#### [Task details]
Search the material below for the word "xlabel" and copy every line in which it occurs.

Figure collection entries

■ ■ ■ ■

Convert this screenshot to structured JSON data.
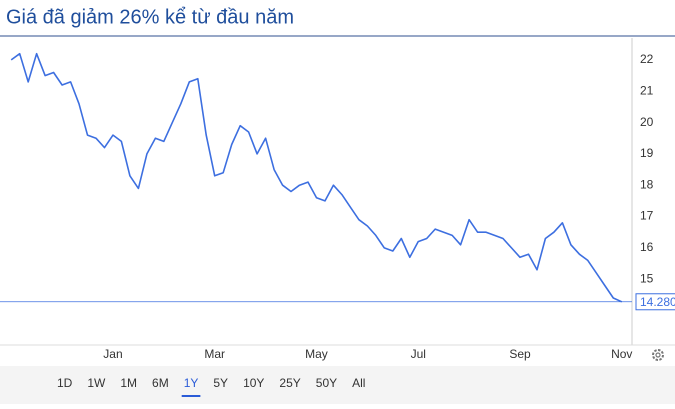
{
  "chart_data": {
    "type": "line",
    "title": "Giá đã giảm 26% kể từ đầu năm",
    "categories": [
      null,
      null,
      null,
      null,
      null,
      null,
      null,
      null,
      null,
      null,
      null,
      null,
      "Jan",
      null,
      null,
      null,
      null,
      null,
      null,
      null,
      null,
      null,
      null,
      null,
      "Mar",
      null,
      null,
      null,
      null,
      null,
      null,
      null,
      null,
      null,
      null,
      null,
      "May",
      null,
      null,
      null,
      null,
      null,
      null,
      null,
      null,
      null,
      null,
      null,
      "Jul",
      null,
      null,
      null,
      null,
      null,
      null,
      null,
      null,
      null,
      null,
      null,
      "Sep",
      null,
      null,
      null,
      null,
      null,
      null,
      null,
      null,
      null,
      null,
      null,
      "Nov"
    ],
    "values": [
      22.0,
      22.2,
      21.3,
      22.2,
      21.5,
      21.6,
      21.2,
      21.3,
      20.6,
      19.6,
      19.5,
      19.2,
      19.6,
      19.4,
      18.3,
      17.9,
      19.0,
      19.5,
      19.4,
      20.0,
      20.6,
      21.3,
      21.4,
      19.6,
      18.3,
      18.4,
      19.3,
      19.9,
      19.7,
      19.0,
      19.5,
      18.5,
      18.0,
      17.8,
      18.0,
      18.1,
      17.6,
      17.5,
      18.0,
      17.7,
      17.3,
      16.9,
      16.7,
      16.4,
      16.0,
      15.9,
      16.3,
      15.7,
      16.2,
      16.3,
      16.6,
      16.5,
      16.4,
      16.1,
      16.9,
      16.5,
      16.5,
      16.4,
      16.3,
      16.0,
      15.7,
      15.8,
      15.3,
      16.3,
      16.5,
      16.8,
      16.1,
      15.8,
      15.6,
      15.2,
      14.8,
      14.4,
      14.28
    ],
    "color": "#3d6fe0",
    "price_line": {
      "value": 14.28,
      "label": "14.280"
    },
    "ylim": [
      12.9,
      22.7
    ],
    "yticks": [
      15,
      16,
      17,
      18,
      19,
      20,
      21,
      22
    ],
    "grid": false,
    "range_buttons": [
      "1D",
      "1W",
      "1M",
      "6M",
      "1Y",
      "5Y",
      "10Y",
      "25Y",
      "50Y",
      "All"
    ],
    "selected_range_index": 4
  }
}
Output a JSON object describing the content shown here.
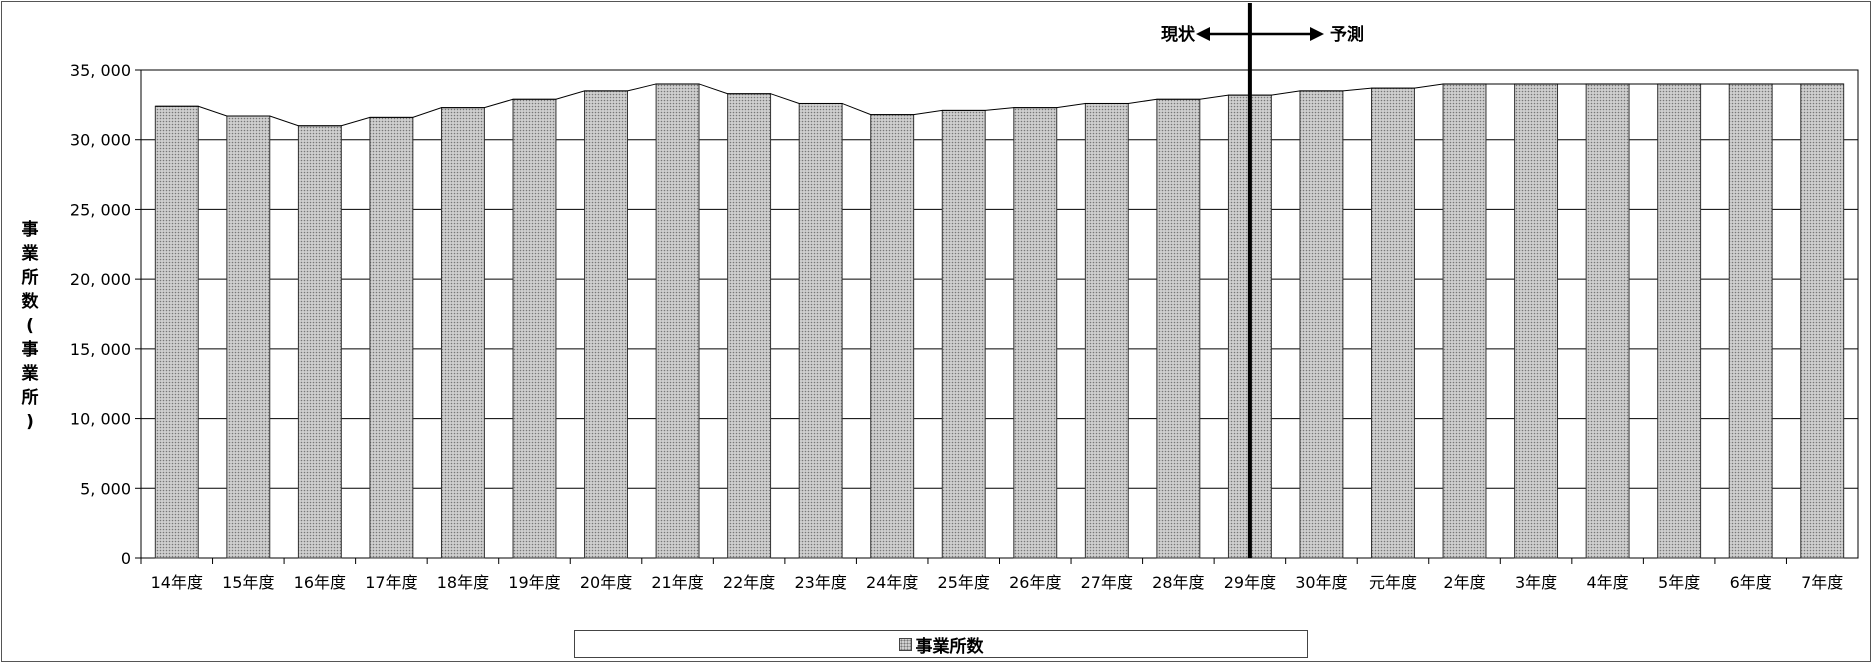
{
  "chart_data": {
    "type": "bar",
    "categories": [
      "14年度",
      "15年度",
      "16年度",
      "17年度",
      "18年度",
      "19年度",
      "20年度",
      "21年度",
      "22年度",
      "23年度",
      "24年度",
      "25年度",
      "26年度",
      "27年度",
      "28年度",
      "29年度",
      "30年度",
      "元年度",
      "2年度",
      "3年度",
      "4年度",
      "5年度",
      "6年度",
      "7年度"
    ],
    "series": [
      {
        "name": "事業所数",
        "values": [
          32400,
          31700,
          31000,
          31600,
          32300,
          32900,
          33500,
          34000,
          33300,
          32600,
          31800,
          32100,
          32300,
          32600,
          32900,
          33200,
          33500,
          33700,
          34000,
          34000,
          34000,
          34000,
          34000,
          34000
        ]
      }
    ],
    "ylabel": "事業所数(事業所)",
    "ylim": [
      0,
      35000
    ],
    "yticks": [
      0,
      5000,
      10000,
      15000,
      20000,
      25000,
      30000,
      35000
    ],
    "ytick_labels": [
      "0",
      "5, 000",
      "10, 000",
      "15, 000",
      "20, 000",
      "25, 000",
      "30, 000",
      "35, 000"
    ],
    "grid": true,
    "legend_position": "bottom",
    "divider_after_category": "29年度",
    "annotation_left": "現状",
    "annotation_right": "予測",
    "colors": {
      "bar_fill": "#cfcfcf",
      "bar_dots": "#777777",
      "line": "#000000"
    }
  }
}
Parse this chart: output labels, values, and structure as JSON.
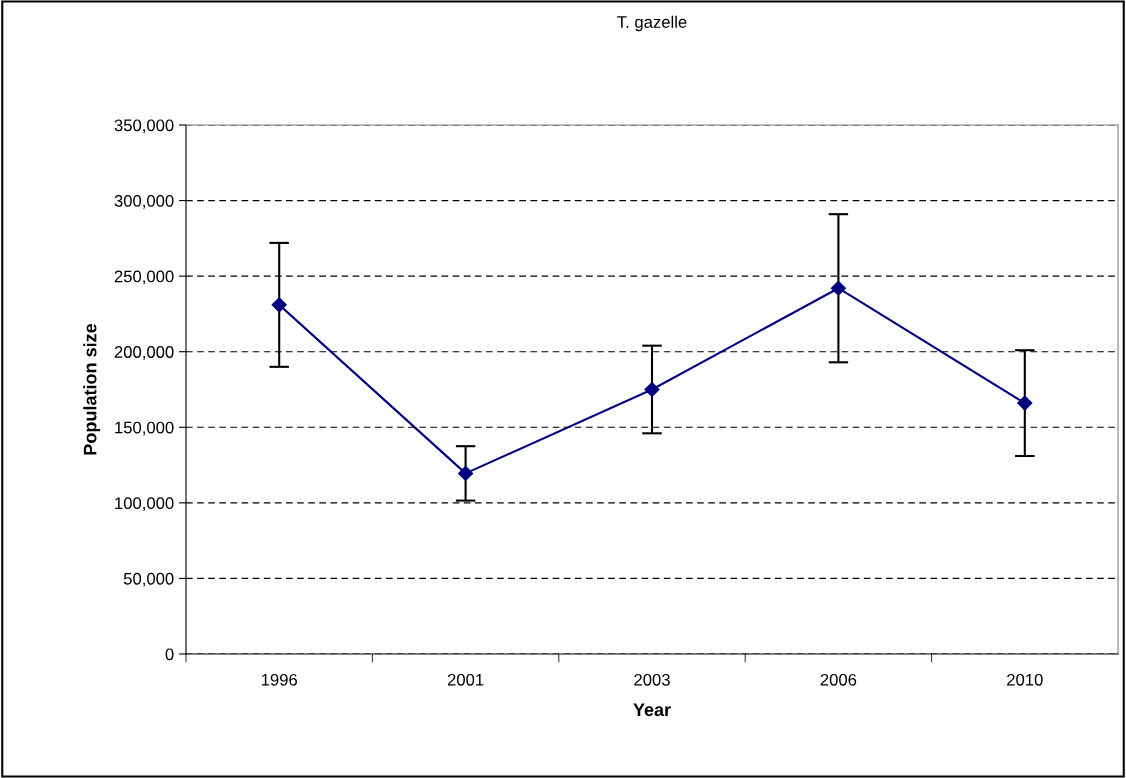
{
  "chart_data": {
    "type": "line",
    "title": "T. gazelle",
    "xlabel": "Year",
    "ylabel": "Population size",
    "categories": [
      "1996",
      "2001",
      "2003",
      "2006",
      "2010"
    ],
    "series": [
      {
        "color": "#000080",
        "values": [
          231000,
          119500,
          175000,
          242000,
          166000
        ],
        "errors": [
          41000,
          18000,
          29000,
          49000,
          35000
        ]
      }
    ],
    "ylim": [
      0,
      350000
    ],
    "yticks": [
      {
        "value": 0,
        "label": "0"
      },
      {
        "value": 50000,
        "label": "50,000"
      },
      {
        "value": 100000,
        "label": "100,000"
      },
      {
        "value": 150000,
        "label": "150,000"
      },
      {
        "value": 200000,
        "label": "200,000"
      },
      {
        "value": 250000,
        "label": "250,000"
      },
      {
        "value": 300000,
        "label": "300,000"
      },
      {
        "value": 350000,
        "label": "350,000"
      }
    ],
    "grid": "y",
    "marker": "diamond",
    "line_style": "solid",
    "legend": false
  }
}
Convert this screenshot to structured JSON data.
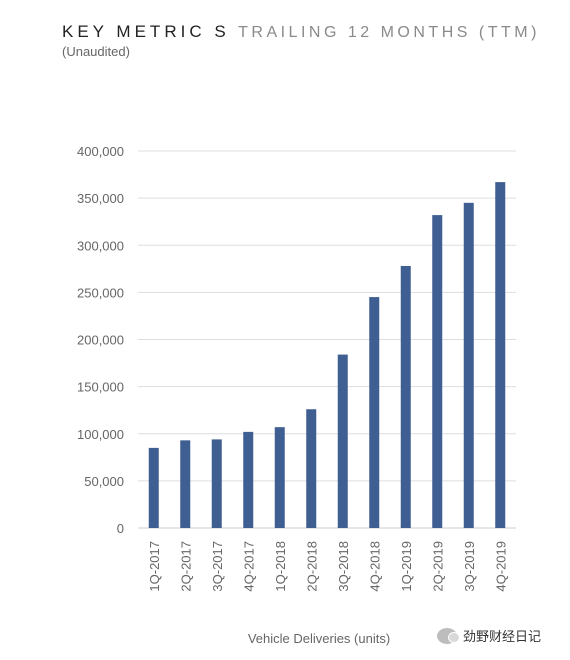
{
  "header": {
    "title_main": "KEY METRIC S",
    "title_sub": "TRAILING 12 MONTHS (TTM)",
    "subtitle": "(Unaudited)"
  },
  "watermark": {
    "text": "劲野财经日记",
    "icon": "wechat-icon"
  },
  "colors": {
    "bar": "#3f5f92",
    "grid": "#dddddd",
    "axis": "#cccccc"
  },
  "chart_data": {
    "type": "bar",
    "title": "KEY METRIC S TRAILING 12 MONTHS (TTM)",
    "subtitle": "(Unaudited)",
    "xlabel": "Vehicle Deliveries (units)",
    "ylabel": "",
    "ylim": [
      0,
      400000
    ],
    "yticks": [
      "0",
      "50,000",
      "100,000",
      "150,000",
      "200,000",
      "250,000",
      "300,000",
      "350,000",
      "400,000"
    ],
    "grid": true,
    "legend": "none",
    "categories": [
      "1Q-2017",
      "2Q-2017",
      "3Q-2017",
      "4Q-2017",
      "1Q-2018",
      "2Q-2018",
      "3Q-2018",
      "4Q-2018",
      "1Q-2019",
      "2Q-2019",
      "3Q-2019",
      "4Q-2019"
    ],
    "values": [
      85000,
      93000,
      94000,
      102000,
      107000,
      126000,
      184000,
      245000,
      278000,
      332000,
      345000,
      367000
    ]
  }
}
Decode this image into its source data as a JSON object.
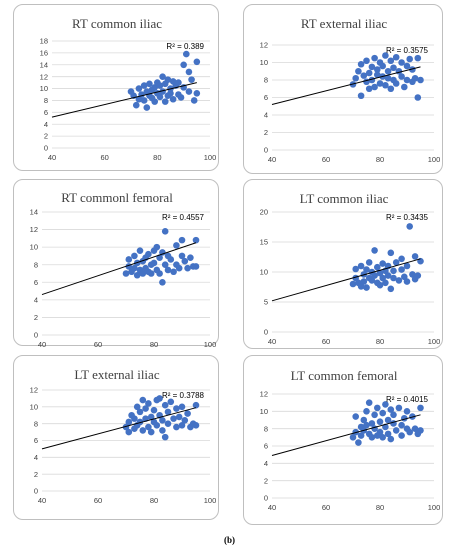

■ ■ ■ ■

#### [Task answer]
    "xlabel": "Year",
    "xlabel": "Vehicle Deliveries (units)",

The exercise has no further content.